-- start Data provided --

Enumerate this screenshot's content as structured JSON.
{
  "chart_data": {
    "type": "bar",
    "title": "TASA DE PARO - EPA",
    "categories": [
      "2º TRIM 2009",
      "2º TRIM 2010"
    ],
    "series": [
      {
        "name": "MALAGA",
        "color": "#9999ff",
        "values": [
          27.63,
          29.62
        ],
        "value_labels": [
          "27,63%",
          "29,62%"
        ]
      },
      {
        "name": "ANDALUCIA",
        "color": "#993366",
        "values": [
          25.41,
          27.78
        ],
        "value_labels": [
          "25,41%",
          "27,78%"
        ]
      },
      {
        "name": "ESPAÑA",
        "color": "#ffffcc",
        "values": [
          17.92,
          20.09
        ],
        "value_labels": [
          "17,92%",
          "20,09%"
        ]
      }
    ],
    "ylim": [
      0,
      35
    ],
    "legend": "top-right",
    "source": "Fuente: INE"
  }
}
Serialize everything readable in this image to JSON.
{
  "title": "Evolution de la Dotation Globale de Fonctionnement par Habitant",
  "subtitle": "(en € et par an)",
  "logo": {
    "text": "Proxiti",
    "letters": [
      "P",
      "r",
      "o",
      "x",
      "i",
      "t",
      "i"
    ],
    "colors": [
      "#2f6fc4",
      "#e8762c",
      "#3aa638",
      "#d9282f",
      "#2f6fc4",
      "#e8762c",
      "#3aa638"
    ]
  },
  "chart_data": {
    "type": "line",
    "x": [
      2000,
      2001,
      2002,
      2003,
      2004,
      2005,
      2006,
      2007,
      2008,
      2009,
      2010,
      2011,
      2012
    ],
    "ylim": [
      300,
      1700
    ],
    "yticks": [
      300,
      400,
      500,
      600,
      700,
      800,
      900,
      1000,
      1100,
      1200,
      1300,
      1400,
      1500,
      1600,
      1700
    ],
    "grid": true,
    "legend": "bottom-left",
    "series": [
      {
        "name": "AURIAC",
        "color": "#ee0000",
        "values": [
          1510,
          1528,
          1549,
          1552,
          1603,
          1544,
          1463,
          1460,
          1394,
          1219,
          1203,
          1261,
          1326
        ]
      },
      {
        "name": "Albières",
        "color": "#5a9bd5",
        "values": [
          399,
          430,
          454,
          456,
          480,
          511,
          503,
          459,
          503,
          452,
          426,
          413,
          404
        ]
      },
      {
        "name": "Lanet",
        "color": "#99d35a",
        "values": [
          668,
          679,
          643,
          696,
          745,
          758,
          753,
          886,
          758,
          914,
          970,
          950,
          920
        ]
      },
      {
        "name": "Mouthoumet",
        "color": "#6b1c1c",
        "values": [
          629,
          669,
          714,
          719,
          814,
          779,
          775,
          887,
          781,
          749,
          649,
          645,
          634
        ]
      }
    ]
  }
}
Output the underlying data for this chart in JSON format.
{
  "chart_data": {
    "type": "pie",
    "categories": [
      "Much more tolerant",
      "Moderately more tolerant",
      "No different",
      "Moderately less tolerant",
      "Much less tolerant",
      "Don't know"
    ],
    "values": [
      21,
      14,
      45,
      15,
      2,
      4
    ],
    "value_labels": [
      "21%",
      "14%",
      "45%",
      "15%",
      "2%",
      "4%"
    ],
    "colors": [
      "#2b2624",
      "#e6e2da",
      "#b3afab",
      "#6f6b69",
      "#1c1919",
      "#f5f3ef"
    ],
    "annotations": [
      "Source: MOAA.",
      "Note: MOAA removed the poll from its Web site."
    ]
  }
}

-- end Data provided --
-- start Data provided --

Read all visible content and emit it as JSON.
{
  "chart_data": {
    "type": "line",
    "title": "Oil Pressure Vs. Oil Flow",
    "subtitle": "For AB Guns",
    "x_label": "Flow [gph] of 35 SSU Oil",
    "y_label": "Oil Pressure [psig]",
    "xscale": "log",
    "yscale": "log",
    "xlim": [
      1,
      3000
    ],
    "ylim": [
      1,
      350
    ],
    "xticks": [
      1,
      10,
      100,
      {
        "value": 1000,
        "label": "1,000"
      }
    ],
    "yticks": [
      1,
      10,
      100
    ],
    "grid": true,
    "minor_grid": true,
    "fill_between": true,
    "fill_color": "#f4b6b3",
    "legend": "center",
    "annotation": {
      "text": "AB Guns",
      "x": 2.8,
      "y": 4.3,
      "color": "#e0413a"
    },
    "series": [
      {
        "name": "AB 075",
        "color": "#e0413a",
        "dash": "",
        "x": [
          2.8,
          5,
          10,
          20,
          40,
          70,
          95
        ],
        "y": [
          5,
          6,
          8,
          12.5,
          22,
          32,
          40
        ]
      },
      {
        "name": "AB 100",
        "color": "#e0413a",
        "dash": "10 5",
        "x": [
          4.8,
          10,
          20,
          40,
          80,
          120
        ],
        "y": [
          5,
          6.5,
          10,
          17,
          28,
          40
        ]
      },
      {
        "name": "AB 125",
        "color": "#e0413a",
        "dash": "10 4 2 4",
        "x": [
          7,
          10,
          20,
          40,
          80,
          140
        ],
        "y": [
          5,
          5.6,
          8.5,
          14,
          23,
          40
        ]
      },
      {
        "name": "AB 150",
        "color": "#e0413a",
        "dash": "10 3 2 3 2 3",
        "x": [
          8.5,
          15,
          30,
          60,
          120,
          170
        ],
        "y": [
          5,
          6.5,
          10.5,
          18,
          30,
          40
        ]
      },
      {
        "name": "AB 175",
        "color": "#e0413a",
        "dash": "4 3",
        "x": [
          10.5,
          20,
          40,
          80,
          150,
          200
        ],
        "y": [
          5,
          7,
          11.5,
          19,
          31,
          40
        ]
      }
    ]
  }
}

-- end Data provided --
-- start Data provided --

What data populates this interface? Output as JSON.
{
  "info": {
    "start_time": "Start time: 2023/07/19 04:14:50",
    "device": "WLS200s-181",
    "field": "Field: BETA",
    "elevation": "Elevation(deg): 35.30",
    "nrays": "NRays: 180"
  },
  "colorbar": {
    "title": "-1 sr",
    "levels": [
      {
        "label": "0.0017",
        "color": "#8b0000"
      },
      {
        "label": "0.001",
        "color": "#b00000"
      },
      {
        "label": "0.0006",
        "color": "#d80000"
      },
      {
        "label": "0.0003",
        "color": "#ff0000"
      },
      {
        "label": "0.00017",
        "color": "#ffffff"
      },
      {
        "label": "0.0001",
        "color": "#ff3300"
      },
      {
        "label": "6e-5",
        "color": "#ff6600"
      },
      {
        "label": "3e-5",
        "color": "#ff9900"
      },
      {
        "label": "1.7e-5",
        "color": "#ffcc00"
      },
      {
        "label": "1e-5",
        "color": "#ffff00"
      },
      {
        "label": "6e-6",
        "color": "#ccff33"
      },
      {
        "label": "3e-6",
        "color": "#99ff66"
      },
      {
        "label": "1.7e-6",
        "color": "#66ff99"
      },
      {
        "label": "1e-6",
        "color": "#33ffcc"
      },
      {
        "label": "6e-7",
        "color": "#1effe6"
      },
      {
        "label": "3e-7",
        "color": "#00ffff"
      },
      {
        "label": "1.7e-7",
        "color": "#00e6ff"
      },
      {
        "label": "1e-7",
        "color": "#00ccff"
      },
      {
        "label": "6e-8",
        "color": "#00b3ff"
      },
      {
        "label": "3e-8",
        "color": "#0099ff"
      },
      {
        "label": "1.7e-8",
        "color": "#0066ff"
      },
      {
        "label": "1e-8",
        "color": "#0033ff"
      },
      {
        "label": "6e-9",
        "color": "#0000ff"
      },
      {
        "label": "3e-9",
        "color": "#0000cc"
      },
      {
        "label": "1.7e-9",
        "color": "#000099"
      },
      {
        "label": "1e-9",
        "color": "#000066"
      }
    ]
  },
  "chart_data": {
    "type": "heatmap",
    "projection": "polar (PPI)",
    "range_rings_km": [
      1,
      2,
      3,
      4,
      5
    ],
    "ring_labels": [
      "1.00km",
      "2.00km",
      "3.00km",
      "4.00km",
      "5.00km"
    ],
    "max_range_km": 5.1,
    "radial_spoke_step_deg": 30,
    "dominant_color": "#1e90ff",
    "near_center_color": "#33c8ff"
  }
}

-- end Data provided --

- _Job_: Find the lines containing "Moderately" and pull them out.

- _Exercise output_:
      "Moderately more tolerant",
      "Moderately less tolerant",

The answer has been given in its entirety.